Every line with the string "name" should be gathered.

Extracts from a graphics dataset
☆ ☆ ☆ ☆ ☆ ☆ ☆

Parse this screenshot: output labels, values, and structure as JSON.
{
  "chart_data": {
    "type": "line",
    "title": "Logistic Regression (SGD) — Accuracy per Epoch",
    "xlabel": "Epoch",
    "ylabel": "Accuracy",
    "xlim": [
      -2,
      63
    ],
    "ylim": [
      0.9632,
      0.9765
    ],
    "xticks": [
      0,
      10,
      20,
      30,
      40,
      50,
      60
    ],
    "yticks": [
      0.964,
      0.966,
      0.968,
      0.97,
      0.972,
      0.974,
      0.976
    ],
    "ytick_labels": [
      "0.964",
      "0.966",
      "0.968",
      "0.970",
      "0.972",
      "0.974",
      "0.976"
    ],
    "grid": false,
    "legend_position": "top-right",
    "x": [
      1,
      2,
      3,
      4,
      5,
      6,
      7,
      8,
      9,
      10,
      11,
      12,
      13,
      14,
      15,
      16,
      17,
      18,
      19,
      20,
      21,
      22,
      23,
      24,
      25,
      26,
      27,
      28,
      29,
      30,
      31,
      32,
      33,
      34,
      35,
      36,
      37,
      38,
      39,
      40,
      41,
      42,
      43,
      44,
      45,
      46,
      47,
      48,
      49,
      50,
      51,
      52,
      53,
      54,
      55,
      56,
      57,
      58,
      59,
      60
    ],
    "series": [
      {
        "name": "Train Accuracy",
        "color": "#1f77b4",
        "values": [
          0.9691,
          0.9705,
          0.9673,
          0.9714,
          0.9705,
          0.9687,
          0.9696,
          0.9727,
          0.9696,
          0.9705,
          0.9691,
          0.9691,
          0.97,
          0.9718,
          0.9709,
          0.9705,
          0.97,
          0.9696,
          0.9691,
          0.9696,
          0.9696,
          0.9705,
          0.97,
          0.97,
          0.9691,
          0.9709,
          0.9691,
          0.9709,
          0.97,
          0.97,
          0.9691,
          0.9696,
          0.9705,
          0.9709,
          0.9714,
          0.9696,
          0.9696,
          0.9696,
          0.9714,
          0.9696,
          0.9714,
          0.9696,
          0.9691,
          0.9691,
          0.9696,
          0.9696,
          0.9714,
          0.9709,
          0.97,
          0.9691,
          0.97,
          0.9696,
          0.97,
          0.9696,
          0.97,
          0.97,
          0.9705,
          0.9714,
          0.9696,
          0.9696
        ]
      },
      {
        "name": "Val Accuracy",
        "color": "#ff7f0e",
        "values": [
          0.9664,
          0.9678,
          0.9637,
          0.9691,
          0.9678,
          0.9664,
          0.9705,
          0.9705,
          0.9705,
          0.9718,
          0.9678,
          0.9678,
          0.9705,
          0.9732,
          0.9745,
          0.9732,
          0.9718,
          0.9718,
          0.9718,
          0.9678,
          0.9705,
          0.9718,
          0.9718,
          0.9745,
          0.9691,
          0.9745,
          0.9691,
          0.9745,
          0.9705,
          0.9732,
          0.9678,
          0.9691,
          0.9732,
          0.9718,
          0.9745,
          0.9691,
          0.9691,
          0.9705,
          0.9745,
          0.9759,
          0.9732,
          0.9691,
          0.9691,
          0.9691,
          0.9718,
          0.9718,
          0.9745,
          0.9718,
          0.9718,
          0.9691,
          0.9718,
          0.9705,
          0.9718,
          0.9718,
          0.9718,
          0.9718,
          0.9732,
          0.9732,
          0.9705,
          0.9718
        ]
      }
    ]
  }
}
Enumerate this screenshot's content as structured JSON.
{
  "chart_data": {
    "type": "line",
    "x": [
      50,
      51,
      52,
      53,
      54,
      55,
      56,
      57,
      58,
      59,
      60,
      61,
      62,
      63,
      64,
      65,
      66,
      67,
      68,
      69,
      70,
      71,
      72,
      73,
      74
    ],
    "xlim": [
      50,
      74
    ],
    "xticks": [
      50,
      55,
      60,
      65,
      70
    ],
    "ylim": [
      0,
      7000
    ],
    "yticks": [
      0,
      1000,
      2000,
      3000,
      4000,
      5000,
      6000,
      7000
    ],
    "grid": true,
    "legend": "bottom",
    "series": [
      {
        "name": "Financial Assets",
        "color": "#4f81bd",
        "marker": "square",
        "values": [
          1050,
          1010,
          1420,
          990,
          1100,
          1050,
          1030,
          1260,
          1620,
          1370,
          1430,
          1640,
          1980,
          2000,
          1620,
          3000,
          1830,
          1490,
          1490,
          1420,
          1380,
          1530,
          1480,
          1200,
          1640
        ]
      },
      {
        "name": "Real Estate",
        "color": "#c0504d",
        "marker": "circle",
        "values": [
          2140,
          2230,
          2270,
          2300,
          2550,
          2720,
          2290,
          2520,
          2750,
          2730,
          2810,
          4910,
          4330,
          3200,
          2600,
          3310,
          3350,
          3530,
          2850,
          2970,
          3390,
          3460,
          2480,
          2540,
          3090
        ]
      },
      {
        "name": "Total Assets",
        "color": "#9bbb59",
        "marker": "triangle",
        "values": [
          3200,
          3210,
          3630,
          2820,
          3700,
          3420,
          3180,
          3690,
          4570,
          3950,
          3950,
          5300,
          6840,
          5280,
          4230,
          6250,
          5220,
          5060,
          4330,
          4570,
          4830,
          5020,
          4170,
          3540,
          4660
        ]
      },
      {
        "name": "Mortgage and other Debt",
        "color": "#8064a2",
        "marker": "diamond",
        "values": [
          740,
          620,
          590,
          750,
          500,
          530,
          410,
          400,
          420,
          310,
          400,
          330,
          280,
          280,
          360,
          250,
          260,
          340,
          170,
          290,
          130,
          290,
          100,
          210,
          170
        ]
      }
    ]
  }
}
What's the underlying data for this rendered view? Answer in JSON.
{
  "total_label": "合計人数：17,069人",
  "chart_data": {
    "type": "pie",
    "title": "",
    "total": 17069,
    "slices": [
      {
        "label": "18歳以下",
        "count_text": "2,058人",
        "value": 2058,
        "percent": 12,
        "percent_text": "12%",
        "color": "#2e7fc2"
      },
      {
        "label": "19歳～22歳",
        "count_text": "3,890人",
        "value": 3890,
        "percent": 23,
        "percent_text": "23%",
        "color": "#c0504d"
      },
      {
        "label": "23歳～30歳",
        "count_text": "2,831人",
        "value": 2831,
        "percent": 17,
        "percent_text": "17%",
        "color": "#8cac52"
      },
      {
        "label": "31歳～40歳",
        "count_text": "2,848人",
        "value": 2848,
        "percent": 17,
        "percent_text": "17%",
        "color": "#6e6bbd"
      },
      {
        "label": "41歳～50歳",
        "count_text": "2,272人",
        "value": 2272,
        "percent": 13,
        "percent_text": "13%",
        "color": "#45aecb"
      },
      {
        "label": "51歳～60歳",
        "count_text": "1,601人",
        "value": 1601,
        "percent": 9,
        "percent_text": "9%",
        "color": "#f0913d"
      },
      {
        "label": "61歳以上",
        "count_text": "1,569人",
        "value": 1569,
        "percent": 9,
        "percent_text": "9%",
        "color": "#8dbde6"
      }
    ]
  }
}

☆ ☆ ☆ ☆ ☆ ☆ ☆

▶ **Expected answer**:
        "name": "Train Accuracy",
        "name": "Val Accuracy",
        "name": "Financial Assets",
        "name": "Real Estate",
        "name": "Total Assets",
        "name": "Mortgage and other Debt",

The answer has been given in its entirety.